YOUR GOAL :: In full and without alteration, repeat the material.

Structured figure records
════════════════════
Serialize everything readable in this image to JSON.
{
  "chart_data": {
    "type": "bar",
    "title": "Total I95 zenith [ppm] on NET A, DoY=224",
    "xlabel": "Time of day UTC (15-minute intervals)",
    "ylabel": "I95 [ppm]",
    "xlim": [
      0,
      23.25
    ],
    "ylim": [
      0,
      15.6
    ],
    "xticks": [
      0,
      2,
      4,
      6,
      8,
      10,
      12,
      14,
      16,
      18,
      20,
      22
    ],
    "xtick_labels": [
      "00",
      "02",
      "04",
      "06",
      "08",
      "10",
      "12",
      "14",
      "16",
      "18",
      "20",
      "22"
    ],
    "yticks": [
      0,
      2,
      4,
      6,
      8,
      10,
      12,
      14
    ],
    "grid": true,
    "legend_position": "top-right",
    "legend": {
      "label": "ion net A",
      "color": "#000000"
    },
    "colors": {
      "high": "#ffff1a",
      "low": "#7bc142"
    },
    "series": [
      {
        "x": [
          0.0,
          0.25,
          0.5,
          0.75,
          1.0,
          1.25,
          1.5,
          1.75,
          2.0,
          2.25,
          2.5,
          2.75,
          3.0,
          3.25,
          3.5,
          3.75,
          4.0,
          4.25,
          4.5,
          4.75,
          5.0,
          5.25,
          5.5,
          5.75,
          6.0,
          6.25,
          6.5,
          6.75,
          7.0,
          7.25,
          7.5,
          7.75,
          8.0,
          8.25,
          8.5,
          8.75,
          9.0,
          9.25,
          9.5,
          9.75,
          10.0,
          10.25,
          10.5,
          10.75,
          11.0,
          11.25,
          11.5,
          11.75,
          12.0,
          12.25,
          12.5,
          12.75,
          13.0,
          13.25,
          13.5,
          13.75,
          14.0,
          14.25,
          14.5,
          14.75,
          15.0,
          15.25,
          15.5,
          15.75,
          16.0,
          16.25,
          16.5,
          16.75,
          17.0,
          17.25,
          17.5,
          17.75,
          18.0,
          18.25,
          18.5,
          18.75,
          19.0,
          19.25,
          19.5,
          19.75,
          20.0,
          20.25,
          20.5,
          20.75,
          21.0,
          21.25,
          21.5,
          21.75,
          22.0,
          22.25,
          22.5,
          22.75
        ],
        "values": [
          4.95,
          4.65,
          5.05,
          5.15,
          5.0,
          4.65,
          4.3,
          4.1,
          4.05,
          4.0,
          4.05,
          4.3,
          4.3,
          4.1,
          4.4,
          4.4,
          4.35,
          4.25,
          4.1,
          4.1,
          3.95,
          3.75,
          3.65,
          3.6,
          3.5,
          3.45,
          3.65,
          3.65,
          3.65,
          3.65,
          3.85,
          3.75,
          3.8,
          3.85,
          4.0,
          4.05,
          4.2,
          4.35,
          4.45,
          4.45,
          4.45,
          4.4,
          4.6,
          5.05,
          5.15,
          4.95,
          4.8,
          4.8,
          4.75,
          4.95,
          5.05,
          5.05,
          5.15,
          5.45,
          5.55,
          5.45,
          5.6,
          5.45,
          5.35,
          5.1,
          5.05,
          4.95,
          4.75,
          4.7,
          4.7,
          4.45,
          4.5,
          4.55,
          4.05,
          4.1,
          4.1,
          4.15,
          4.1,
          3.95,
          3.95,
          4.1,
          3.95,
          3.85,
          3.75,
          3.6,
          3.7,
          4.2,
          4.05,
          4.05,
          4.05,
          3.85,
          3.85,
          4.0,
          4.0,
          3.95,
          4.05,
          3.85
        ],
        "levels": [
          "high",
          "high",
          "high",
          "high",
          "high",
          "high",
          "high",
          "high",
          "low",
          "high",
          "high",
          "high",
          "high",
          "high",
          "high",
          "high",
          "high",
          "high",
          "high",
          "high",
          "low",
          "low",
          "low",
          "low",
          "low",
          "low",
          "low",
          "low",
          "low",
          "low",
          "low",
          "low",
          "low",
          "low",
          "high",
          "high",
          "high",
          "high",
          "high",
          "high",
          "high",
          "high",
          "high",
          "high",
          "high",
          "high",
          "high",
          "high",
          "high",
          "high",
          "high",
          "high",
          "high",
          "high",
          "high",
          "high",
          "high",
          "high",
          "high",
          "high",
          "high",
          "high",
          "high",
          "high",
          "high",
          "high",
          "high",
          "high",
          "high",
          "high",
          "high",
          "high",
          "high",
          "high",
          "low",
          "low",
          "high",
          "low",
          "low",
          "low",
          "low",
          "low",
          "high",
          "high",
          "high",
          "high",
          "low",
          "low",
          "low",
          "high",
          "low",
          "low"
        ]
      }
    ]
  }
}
════════════════════
FULL ANSWER ::
Serialize everything readable in this image to JSON.
{
  "chart_data": {
    "type": "bar",
    "title": "Total I95 zenith [ppm] on NET A, DoY=224",
    "xlabel": "Time of day UTC (15-minute intervals)",
    "ylabel": "I95 [ppm]",
    "xlim": [
      0,
      23.25
    ],
    "ylim": [
      0,
      15.6
    ],
    "xticks": [
      0,
      2,
      4,
      6,
      8,
      10,
      12,
      14,
      16,
      18,
      20,
      22
    ],
    "xtick_labels": [
      "00",
      "02",
      "04",
      "06",
      "08",
      "10",
      "12",
      "14",
      "16",
      "18",
      "20",
      "22"
    ],
    "yticks": [
      0,
      2,
      4,
      6,
      8,
      10,
      12,
      14
    ],
    "grid": true,
    "legend_position": "top-right",
    "legend": {
      "label": "ion net A",
      "color": "#000000"
    },
    "colors": {
      "high": "#ffff1a",
      "low": "#7bc142"
    },
    "series": [
      {
        "x": [
          0.0,
          0.25,
          0.5,
          0.75,
          1.0,
          1.25,
          1.5,
          1.75,
          2.0,
          2.25,
          2.5,
          2.75,
          3.0,
          3.25,
          3.5,
          3.75,
          4.0,
          4.25,
          4.5,
          4.75,
          5.0,
          5.25,
          5.5,
          5.75,
          6.0,
          6.25,
          6.5,
          6.75,
          7.0,
          7.25,
          7.5,
          7.75,
          8.0,
          8.25,
          8.5,
          8.75,
          9.0,
          9.25,
          9.5,
          9.75,
          10.0,
          10.25,
          10.5,
          10.75,
          11.0,
          11.25,
          11.5,
          11.75,
          12.0,
          12.25,
          12.5,
          12.75,
          13.0,
          13.25,
          13.5,
          13.75,
          14.0,
          14.25,
          14.5,
          14.75,
          15.0,
          15.25,
          15.5,
          15.75,
          16.0,
          16.25,
          16.5,
          16.75,
          17.0,
          17.25,
          17.5,
          17.75,
          18.0,
          18.25,
          18.5,
          18.75,
          19.0,
          19.25,
          19.5,
          19.75,
          20.0,
          20.25,
          20.5,
          20.75,
          21.0,
          21.25,
          21.5,
          21.75,
          22.0,
          22.25,
          22.5,
          22.75
        ],
        "values": [
          4.95,
          4.65,
          5.05,
          5.15,
          5.0,
          4.65,
          4.3,
          4.1,
          4.05,
          4.0,
          4.05,
          4.3,
          4.3,
          4.1,
          4.4,
          4.4,
          4.35,
          4.25,
          4.1,
          4.1,
          3.95,
          3.75,
          3.65,
          3.6,
          3.5,
          3.45,
          3.65,
          3.65,
          3.65,
          3.65,
          3.85,
          3.75,
          3.8,
          3.85,
          4.0,
          4.05,
          4.2,
          4.35,
          4.45,
          4.45,
          4.45,
          4.4,
          4.6,
          5.05,
          5.15,
          4.95,
          4.8,
          4.8,
          4.75,
          4.95,
          5.05,
          5.05,
          5.15,
          5.45,
          5.55,
          5.45,
          5.6,
          5.45,
          5.35,
          5.1,
          5.05,
          4.95,
          4.75,
          4.7,
          4.7,
          4.45,
          4.5,
          4.55,
          4.05,
          4.1,
          4.1,
          4.15,
          4.1,
          3.95,
          3.95,
          4.1,
          3.95,
          3.85,
          3.75,
          3.6,
          3.7,
          4.2,
          4.05,
          4.05,
          4.05,
          3.85,
          3.85,
          4.0,
          4.0,
          3.95,
          4.05,
          3.85
        ],
        "levels": [
          "high",
          "high",
          "high",
          "high",
          "high",
          "high",
          "high",
          "high",
          "low",
          "high",
          "high",
          "high",
          "high",
          "high",
          "high",
          "high",
          "high",
          "high",
          "high",
          "high",
          "low",
          "low",
          "low",
          "low",
          "low",
          "low",
          "low",
          "low",
          "low",
          "low",
          "low",
          "low",
          "low",
          "low",
          "high",
          "high",
          "high",
          "high",
          "high",
          "high",
          "high",
          "high",
          "high",
          "high",
          "high",
          "high",
          "high",
          "high",
          "high",
          "high",
          "high",
          "high",
          "high",
          "high",
          "high",
          "high",
          "high",
          "high",
          "high",
          "high",
          "high",
          "high",
          "high",
          "high",
          "high",
          "high",
          "high",
          "high",
          "high",
          "high",
          "high",
          "high",
          "high",
          "high",
          "low",
          "low",
          "high",
          "low",
          "low",
          "low",
          "low",
          "low",
          "high",
          "high",
          "high",
          "high",
          "low",
          "low",
          "low",
          "high",
          "low",
          "low"
        ]
      }
    ]
  }
}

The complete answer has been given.